**The task**
Check every line of the data below for the string "フリーサイズ", and copy the ones that hold it.

Recorded data
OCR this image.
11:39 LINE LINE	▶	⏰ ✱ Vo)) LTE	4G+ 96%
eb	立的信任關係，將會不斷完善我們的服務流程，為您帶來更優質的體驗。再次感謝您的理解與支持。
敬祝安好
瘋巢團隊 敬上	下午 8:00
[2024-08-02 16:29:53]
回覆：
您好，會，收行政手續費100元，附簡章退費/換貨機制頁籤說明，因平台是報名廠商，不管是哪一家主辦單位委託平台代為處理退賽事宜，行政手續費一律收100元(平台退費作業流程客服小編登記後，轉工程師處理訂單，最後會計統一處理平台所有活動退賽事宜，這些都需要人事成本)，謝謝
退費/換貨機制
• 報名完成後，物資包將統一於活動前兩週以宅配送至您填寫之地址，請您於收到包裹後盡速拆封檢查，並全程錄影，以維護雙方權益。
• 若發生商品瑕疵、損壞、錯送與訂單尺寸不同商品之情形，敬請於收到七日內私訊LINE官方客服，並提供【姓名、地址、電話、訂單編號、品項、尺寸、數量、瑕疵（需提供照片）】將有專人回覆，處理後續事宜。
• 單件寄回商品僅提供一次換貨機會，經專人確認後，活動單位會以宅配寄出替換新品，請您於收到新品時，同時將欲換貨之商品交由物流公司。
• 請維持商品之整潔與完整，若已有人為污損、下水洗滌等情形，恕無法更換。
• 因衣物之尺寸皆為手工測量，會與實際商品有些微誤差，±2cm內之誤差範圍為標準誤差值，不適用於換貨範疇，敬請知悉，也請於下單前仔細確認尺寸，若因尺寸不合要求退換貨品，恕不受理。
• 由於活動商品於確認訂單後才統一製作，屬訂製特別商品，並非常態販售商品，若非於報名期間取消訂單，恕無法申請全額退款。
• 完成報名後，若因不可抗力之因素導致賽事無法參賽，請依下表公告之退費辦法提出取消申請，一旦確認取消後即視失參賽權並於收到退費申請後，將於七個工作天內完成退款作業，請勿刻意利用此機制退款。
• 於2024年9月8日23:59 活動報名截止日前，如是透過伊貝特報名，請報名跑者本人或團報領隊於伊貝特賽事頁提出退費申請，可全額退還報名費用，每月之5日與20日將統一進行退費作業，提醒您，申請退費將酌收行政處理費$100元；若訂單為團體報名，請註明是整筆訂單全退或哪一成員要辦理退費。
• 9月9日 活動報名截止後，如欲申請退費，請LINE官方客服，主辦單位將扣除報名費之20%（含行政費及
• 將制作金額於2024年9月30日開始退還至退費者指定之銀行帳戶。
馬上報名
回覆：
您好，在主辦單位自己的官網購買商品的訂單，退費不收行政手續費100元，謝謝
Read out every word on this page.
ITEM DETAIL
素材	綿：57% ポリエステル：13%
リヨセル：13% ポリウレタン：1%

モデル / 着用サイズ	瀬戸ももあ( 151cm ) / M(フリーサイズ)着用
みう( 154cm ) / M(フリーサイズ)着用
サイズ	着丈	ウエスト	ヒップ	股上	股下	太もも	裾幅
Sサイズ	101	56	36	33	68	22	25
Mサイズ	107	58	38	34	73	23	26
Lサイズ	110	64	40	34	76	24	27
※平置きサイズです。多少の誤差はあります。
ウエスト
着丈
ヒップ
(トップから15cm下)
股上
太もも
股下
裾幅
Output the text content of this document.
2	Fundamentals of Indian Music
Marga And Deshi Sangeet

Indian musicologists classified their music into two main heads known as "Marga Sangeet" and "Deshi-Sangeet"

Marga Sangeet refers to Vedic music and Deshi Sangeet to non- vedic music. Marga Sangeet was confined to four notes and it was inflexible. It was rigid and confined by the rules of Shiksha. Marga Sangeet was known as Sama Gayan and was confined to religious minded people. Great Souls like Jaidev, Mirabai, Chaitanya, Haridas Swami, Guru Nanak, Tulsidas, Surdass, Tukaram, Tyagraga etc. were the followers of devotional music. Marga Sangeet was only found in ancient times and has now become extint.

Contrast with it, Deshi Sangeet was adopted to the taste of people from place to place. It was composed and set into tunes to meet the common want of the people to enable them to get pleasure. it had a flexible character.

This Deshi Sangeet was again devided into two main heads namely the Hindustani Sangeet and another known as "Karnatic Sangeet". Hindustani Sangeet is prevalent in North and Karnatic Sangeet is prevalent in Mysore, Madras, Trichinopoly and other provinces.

**Answer to the exercise**
モデル / 着用サイズ	瀬戸ももあ( 151cm ) / M(フリーサイズ)着用
みう( 154cm ) / M(フリーサイズ)着用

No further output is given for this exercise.